Summarize the podcast excerpt below in two sentences, ignoring the data that follows it.

_Document segment_
______________________________

Listen to the episode above to experience what it’s like to sit next to Steve at a game, and continue reading for edited highlights from his comments on the show.

Subscribe to Numbers Geek in your favorite podcast app, and see the video below for a conversation with Steve and members of the Clippers analytics team, Jud Winton and Greg Peim.

Was the $2 billion price tag for the Clippers worth it? There’s two criteria I had. One is, would it be fun? And two, was it at least a decent investment? Not that I’m planing on selling but nobody wants to be a chump. Fun, I’m having a ton of fun. The value of the investment? I think that we’ve already found that it proves to be pretty darn good.

The Houston Rockets have sold at over $2 billion. Memphis sold at $2.3 billion and certainly LA has more attractiveness than either of those markets for buyers, particularly for foreign buyers. But also for free agents. LA’s probably the number one destination, all things being equal. I mean free agents, big time free agents, maximum players as they say, max salaries, they will pick primarily on where they can win championships, where the environment’s good, where they’re going to like their teammates. But all things equal, by geography they’ll pick LA or New York. So I feel good about $2 billion, and Houston at $2.1 billion and Memphis at $2.3 billion.

Minnesota Timberwolves center Karl-Anthony Towns (32) shoots against LA Clippers players Montrezl Harrell (5) Danilo Gallinari (8) and Patrick Beverly (21) at Staples Center in L.A. on Nov. 5, 2018. (GeekWire Photo / Kevin Lisota)

Which is more difficult, getting the Clippers’ salary cap right or maximizing Microsoft’s gross margin back in the day? One was more operating challenging. Microsoft’s gross margin, although Microsoft’s gross margin in the day wasn’t a problem because everything was software and it was 100% gross margin. None of this cloud stuff and hardware stuff. So I guess you could say that was relatively easy. Getting salary cap stuff with all the rules and the things you can do and the crazy trades you can make or think about making, I think the salary cap stuff is pretty hard.

Key stats to follow beyond shooting percentage? I look at turnovers pretty heavily. I mean you can see how we shot. Sometimes that’s because of good defense, sometimes not. Turnovers might be because the other team’s playing good defense, but I think of those as unforced errors.

Lessons learned from NBA legend and Clippers executive board member Jerry West? Jerry likes stats, but he believes you shouldn’t overuse them. Judgment’s super important, and he’s very good about pushing that concept.

Can research and analytics impact the outcome of a game? I think in any given game, insights will guide the way the coach makes decisions. It’s not the only factor but just look at playoffs. The books that these guys create for playoffs are unbelievable. Highlighting what’s gonna work, what might not work. I mean they’re really quite extensive. It gives the coaches a chance to see what’s going on. It’s not like the old days where there’s the playbook. … People think, OK, in business you get all these long PowerPoints. I’ve had more PowerPoints, more packed with data than ever before my life from these two guys (Winton and Peim) and their department at the Clips.

______________________________

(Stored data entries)

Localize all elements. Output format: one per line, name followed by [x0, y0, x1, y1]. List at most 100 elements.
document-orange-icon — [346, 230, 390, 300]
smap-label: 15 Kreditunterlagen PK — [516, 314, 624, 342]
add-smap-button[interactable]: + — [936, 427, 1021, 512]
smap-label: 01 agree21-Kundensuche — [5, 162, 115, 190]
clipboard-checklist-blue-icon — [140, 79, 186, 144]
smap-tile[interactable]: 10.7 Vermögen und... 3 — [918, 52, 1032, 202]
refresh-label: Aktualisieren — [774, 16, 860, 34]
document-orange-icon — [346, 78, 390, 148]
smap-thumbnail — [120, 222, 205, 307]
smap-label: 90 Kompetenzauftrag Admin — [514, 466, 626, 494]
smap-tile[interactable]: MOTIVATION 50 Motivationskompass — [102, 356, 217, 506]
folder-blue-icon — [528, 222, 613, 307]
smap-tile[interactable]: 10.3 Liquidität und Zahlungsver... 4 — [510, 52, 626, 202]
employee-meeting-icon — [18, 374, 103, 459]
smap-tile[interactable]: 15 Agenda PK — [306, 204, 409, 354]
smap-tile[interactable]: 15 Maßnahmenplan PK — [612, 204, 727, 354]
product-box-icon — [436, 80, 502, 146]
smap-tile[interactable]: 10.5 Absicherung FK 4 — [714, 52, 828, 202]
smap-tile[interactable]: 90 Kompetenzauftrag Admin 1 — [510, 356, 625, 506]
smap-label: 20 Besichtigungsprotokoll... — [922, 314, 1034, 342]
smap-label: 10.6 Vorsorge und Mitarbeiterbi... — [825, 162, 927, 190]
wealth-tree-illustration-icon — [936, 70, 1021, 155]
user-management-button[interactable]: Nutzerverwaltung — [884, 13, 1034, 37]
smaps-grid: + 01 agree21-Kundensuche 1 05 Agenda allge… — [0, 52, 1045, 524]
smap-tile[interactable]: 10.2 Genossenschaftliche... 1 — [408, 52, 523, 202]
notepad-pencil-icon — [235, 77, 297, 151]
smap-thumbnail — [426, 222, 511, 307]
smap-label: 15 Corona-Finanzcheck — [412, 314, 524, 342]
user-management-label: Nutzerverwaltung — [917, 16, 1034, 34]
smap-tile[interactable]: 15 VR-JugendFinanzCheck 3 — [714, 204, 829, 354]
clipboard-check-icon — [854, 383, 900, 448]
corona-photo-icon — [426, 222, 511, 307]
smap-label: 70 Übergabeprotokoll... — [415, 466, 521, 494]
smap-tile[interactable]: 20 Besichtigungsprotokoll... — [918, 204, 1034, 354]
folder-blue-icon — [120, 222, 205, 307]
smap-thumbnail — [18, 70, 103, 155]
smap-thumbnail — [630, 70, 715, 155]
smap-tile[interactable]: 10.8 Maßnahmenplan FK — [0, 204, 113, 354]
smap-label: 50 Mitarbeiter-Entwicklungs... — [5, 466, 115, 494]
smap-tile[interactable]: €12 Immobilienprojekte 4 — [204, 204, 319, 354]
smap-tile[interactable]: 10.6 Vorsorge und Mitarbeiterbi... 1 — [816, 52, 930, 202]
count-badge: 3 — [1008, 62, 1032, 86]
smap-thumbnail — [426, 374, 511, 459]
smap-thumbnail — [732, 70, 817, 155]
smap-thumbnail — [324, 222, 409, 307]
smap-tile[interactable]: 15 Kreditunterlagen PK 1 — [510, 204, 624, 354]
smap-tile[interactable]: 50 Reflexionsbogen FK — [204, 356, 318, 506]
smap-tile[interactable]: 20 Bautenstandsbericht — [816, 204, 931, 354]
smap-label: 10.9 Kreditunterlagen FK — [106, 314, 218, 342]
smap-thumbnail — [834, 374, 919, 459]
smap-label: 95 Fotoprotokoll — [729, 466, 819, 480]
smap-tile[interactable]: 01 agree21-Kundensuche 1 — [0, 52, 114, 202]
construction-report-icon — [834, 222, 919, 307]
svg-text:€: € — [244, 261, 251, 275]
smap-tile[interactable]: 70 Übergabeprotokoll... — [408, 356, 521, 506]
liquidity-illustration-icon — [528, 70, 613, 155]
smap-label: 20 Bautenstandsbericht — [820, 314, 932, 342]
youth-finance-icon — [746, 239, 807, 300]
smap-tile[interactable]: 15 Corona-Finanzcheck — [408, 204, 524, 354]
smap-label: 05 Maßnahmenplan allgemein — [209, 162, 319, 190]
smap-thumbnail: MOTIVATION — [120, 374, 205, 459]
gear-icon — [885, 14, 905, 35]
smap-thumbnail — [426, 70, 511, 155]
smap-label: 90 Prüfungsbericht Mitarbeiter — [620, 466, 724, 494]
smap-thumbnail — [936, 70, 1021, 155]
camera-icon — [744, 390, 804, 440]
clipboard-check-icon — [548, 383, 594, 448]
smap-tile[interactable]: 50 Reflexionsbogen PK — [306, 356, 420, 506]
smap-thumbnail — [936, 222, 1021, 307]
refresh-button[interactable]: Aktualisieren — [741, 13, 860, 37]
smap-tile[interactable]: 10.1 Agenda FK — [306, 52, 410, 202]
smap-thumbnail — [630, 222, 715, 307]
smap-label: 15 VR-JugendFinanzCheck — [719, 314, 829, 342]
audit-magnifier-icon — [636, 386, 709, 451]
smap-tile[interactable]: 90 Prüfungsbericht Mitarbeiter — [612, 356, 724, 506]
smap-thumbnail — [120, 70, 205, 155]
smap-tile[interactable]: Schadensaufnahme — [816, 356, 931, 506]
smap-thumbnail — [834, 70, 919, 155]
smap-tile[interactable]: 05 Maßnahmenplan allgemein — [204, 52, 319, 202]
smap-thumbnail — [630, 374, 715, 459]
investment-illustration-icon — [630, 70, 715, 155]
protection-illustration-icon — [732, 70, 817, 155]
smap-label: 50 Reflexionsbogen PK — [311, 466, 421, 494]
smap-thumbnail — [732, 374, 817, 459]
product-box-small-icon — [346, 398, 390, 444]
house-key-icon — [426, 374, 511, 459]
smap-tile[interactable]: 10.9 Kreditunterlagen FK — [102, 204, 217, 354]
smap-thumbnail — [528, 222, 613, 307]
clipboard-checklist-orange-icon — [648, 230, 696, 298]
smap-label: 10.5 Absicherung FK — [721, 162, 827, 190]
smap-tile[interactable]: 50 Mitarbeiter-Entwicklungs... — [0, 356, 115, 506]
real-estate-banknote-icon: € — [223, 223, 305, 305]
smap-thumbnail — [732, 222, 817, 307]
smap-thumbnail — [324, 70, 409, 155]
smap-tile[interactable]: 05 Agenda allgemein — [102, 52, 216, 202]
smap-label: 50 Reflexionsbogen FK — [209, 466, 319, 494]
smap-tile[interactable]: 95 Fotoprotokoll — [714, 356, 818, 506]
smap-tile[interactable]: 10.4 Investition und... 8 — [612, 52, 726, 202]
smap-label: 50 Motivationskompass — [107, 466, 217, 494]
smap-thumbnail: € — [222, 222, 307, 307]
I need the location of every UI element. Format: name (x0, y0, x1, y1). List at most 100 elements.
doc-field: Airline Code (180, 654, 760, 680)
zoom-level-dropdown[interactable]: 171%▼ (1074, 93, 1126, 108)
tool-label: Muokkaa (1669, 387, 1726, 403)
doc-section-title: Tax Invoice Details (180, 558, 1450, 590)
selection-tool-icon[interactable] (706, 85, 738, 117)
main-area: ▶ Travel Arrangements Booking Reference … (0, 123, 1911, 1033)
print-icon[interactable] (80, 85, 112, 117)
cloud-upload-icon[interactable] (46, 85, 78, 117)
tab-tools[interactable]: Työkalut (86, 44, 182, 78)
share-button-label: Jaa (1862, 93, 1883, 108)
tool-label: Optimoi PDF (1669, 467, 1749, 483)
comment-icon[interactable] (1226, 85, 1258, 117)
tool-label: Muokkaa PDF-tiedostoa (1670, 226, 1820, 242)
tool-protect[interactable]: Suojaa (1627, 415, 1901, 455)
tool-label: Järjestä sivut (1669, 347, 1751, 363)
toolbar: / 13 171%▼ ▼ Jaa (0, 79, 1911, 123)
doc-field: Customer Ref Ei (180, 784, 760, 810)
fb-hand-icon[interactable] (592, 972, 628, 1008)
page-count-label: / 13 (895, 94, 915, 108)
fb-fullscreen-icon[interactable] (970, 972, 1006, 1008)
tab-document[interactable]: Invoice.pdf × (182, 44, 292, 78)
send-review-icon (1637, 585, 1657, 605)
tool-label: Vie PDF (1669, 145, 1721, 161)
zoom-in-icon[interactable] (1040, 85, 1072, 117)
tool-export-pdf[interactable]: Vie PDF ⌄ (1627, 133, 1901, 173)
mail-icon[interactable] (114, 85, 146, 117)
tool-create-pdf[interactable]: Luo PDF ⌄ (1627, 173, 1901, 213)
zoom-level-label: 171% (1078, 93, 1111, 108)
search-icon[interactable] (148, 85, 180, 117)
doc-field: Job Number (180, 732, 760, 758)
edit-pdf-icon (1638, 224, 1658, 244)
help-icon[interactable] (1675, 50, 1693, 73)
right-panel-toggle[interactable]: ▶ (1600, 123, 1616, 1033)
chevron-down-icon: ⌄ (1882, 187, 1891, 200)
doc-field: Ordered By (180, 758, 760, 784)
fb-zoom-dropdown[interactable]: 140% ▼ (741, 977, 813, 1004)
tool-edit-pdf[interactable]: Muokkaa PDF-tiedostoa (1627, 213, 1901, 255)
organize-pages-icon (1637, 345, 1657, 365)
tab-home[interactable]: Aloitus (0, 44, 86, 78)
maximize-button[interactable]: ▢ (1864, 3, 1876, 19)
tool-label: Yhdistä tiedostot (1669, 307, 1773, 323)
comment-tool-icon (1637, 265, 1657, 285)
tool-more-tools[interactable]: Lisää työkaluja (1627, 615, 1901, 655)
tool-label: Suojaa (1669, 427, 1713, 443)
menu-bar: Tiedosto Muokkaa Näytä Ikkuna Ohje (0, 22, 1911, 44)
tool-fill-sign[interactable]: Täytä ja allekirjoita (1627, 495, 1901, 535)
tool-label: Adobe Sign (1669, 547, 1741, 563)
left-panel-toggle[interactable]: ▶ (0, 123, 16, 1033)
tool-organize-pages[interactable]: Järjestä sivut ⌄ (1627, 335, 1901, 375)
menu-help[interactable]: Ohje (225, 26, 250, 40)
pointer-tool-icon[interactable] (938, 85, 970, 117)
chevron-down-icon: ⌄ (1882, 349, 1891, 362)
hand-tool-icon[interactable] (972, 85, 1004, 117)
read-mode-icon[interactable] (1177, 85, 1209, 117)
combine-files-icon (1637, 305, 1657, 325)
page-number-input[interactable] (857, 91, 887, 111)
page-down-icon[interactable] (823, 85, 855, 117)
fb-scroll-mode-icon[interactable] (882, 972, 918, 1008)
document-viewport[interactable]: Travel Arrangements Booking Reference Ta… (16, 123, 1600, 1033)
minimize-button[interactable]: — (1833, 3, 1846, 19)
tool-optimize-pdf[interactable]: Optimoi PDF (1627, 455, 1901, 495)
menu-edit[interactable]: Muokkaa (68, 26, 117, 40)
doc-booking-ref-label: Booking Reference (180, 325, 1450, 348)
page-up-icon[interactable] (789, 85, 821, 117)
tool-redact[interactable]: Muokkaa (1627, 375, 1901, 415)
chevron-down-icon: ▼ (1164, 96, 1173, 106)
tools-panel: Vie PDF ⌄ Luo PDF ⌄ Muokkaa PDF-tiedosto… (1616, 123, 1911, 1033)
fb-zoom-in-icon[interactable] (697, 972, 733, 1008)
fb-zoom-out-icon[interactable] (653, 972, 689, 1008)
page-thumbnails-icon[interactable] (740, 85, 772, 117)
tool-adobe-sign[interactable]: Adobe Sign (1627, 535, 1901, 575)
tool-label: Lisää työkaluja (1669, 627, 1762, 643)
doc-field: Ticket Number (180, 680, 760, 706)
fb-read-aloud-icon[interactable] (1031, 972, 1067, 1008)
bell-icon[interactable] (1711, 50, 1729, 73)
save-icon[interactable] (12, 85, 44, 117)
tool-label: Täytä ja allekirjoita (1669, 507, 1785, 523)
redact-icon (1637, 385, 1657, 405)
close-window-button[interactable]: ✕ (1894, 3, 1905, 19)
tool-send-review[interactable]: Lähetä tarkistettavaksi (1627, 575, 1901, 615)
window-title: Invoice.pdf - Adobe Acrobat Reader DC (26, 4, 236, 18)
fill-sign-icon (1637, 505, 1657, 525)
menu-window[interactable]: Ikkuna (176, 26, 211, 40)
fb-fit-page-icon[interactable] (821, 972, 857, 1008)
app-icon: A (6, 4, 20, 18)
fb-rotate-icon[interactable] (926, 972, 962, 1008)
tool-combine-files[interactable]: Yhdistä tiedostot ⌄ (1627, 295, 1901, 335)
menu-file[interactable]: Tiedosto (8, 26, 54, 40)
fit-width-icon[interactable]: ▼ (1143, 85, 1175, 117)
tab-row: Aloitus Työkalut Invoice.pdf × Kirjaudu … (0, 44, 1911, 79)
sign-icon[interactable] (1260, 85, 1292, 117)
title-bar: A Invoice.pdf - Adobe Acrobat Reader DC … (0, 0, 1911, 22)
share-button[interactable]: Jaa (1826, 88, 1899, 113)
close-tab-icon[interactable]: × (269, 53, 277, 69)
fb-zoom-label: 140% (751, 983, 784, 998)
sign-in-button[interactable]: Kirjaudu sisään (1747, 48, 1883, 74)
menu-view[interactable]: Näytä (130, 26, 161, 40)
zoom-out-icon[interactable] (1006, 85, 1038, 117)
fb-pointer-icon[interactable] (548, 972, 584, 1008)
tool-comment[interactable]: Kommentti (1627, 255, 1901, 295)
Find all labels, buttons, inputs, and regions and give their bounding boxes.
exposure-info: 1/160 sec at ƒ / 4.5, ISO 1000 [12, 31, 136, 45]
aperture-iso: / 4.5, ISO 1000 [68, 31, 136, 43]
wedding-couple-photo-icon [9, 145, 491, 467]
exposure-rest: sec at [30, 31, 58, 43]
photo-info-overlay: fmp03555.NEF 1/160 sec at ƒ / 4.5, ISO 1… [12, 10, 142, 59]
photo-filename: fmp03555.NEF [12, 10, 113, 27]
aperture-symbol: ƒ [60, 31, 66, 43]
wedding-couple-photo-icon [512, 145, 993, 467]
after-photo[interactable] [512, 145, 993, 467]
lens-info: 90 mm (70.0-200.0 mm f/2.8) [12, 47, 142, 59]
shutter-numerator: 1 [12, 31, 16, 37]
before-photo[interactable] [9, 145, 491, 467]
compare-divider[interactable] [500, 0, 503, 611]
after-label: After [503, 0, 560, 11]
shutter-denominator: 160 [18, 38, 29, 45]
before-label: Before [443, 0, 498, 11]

______________________________

_Answer area_
Steve says the $2 billion price for the Clippers has been both fun and a good investment, citing the Houston and Memphis sales and LA's appeal to buyers and free agents. He also calls the salary cap harder than Microsoft's old gross margin, watches turnovers closely, shares Jerry West's view that judgment matters alongside stats, and says the analytics team's extensive playoff books guide coaches' decisions.